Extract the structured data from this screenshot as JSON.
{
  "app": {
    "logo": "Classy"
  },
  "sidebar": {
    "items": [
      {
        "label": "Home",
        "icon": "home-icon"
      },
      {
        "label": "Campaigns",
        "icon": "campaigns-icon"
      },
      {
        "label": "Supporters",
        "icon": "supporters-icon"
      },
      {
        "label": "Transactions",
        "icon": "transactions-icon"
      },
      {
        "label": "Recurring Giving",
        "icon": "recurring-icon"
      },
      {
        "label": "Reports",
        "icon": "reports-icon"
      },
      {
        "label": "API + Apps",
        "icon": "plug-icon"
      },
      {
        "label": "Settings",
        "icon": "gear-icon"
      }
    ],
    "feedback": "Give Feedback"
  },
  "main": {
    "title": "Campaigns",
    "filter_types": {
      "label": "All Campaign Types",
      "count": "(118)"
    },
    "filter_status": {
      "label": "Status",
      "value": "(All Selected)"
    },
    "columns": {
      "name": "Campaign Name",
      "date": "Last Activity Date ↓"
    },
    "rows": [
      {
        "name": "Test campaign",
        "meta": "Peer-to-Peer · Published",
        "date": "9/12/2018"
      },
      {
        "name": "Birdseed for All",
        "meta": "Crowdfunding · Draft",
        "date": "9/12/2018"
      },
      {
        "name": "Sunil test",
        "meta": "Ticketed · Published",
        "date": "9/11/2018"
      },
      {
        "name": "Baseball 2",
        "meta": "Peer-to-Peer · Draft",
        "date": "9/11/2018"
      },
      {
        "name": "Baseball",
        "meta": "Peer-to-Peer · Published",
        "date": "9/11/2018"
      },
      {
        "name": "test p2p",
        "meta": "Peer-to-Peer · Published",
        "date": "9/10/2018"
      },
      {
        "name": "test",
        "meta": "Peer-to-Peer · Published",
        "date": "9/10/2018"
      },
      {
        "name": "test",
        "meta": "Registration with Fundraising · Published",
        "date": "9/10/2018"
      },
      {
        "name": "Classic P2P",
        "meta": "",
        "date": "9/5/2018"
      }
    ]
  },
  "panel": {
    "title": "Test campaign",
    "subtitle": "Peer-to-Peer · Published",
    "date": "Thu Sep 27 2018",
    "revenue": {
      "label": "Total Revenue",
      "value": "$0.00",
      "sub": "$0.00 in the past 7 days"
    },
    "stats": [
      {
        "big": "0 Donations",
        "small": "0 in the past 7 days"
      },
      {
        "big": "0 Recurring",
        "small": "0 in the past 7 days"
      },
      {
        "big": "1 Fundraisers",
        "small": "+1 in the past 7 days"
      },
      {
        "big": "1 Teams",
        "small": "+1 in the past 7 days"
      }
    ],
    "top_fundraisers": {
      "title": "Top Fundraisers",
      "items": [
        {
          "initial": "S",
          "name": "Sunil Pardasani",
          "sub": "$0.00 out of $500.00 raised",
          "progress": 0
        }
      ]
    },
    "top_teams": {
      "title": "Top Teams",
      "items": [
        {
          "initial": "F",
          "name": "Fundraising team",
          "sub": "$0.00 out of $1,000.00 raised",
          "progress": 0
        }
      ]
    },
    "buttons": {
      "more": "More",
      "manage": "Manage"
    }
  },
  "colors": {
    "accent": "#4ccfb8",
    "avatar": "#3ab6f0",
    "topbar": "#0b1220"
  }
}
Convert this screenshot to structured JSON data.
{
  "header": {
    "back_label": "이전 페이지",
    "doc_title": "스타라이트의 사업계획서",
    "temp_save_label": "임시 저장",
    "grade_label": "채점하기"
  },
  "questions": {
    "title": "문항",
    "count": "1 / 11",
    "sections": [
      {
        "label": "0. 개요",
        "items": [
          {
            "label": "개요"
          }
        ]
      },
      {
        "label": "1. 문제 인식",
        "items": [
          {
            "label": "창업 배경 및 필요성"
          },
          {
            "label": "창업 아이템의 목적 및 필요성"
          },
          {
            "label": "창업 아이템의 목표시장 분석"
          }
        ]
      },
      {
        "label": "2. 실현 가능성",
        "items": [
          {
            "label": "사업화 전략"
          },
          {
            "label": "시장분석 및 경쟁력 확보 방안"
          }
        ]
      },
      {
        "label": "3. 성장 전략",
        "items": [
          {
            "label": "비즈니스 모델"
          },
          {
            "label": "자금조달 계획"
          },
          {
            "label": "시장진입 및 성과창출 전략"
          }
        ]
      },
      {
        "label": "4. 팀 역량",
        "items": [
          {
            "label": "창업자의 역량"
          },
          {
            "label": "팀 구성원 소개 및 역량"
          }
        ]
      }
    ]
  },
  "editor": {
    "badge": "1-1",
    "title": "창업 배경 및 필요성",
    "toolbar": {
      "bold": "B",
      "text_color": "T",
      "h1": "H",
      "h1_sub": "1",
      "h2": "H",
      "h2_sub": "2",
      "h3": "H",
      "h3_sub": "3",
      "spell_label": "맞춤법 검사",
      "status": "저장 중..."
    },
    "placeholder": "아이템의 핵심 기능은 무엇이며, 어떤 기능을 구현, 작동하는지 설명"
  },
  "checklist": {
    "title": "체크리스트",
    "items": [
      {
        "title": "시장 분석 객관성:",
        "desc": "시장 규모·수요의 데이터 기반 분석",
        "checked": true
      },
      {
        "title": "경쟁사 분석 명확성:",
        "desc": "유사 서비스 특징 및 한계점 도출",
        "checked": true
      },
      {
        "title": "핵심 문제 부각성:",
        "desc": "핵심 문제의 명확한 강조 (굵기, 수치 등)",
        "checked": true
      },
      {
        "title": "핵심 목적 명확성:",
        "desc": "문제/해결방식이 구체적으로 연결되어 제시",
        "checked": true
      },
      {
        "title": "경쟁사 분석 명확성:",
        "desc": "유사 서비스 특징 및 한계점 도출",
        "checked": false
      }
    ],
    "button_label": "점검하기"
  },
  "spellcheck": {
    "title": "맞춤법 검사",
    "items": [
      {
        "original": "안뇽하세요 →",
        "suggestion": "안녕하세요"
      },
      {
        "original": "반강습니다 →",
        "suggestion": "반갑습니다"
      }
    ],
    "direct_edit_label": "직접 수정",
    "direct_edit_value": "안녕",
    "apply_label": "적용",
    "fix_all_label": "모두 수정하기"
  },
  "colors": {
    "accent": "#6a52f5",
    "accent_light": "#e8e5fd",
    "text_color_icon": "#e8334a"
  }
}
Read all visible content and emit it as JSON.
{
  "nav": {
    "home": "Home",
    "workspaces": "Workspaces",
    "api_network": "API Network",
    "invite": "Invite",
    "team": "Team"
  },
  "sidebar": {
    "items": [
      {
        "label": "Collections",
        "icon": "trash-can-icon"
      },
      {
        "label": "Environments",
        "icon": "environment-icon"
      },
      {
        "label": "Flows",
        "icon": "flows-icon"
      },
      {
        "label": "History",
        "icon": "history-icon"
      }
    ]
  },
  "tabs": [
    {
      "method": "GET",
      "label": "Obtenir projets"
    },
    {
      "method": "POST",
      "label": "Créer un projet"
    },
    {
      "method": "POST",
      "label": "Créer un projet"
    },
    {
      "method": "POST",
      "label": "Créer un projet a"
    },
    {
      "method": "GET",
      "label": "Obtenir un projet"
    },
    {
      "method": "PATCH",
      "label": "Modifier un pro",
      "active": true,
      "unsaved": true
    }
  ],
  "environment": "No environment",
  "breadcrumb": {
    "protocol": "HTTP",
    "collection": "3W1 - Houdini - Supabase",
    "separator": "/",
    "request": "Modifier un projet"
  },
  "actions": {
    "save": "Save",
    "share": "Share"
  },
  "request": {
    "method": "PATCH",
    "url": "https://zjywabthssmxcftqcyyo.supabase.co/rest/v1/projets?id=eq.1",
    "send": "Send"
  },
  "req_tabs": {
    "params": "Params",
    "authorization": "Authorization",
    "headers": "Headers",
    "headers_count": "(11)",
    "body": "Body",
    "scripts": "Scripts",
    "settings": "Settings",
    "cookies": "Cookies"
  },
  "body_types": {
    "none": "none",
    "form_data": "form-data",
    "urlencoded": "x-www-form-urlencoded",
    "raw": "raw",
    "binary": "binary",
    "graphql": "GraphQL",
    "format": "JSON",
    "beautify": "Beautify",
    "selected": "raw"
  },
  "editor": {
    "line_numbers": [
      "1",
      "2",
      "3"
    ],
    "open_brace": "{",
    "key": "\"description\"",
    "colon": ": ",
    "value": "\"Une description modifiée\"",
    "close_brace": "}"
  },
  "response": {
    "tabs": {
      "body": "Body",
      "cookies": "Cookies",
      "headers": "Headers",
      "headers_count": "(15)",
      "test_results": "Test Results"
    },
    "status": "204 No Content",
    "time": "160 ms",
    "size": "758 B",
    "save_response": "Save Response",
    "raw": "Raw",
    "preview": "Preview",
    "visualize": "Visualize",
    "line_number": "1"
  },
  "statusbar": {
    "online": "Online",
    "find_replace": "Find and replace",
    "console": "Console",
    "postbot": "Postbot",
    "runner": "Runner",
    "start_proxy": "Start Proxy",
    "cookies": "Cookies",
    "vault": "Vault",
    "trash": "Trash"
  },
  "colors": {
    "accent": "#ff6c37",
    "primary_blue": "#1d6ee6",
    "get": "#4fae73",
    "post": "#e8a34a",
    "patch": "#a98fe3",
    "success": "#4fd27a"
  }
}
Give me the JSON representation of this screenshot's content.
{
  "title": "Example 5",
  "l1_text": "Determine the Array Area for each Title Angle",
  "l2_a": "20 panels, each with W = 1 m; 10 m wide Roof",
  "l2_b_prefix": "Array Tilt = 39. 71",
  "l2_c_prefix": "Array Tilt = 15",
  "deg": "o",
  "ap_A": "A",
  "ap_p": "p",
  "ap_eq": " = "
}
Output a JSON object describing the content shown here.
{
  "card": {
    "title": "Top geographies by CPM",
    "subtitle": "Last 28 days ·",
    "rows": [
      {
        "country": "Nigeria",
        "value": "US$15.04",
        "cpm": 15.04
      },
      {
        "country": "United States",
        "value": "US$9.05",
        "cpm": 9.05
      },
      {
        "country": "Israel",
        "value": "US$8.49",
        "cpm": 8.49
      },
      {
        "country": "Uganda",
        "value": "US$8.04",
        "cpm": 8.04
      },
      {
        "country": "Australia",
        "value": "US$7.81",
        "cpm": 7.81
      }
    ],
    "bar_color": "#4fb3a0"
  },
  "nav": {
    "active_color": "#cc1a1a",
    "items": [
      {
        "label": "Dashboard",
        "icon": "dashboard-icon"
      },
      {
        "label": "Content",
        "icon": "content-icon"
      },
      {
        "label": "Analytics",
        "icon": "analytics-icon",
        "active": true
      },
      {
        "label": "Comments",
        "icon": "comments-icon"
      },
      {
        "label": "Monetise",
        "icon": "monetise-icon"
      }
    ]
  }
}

Instructions to follow: Look above for the line that holds "Output a JSON", then copy it and each line after it exactly, through the last line of the data.

Written reply:
Output a JSON object describing the content shown here.
{
  "card": {
    "title": "Top geographies by CPM",
    "subtitle": "Last 28 days ·",
    "rows": [
      {
        "country": "Nigeria",
        "value": "US$15.04",
        "cpm": 15.04
      },
      {
        "country": "United States",
        "value": "US$9.05",
        "cpm": 9.05
      },
      {
        "country": "Israel",
        "value": "US$8.49",
        "cpm": 8.49
      },
      {
        "country": "Uganda",
        "value": "US$8.04",
        "cpm": 8.04
      },
      {
        "country": "Australia",
        "value": "US$7.81",
        "cpm": 7.81
      }
    ],
    "bar_color": "#4fb3a0"
  },
  "nav": {
    "active_color": "#cc1a1a",
    "items": [
      {
        "label": "Dashboard",
        "icon": "dashboard-icon"
      },
      {
        "label": "Content",
        "icon": "content-icon"
      },
      {
        "label": "Analytics",
        "icon": "analytics-icon",
        "active": true
      },
      {
        "label": "Comments",
        "icon": "comments-icon"
      },
      {
        "label": "Monetise",
        "icon": "monetise-icon"
      }
    ]
  }
}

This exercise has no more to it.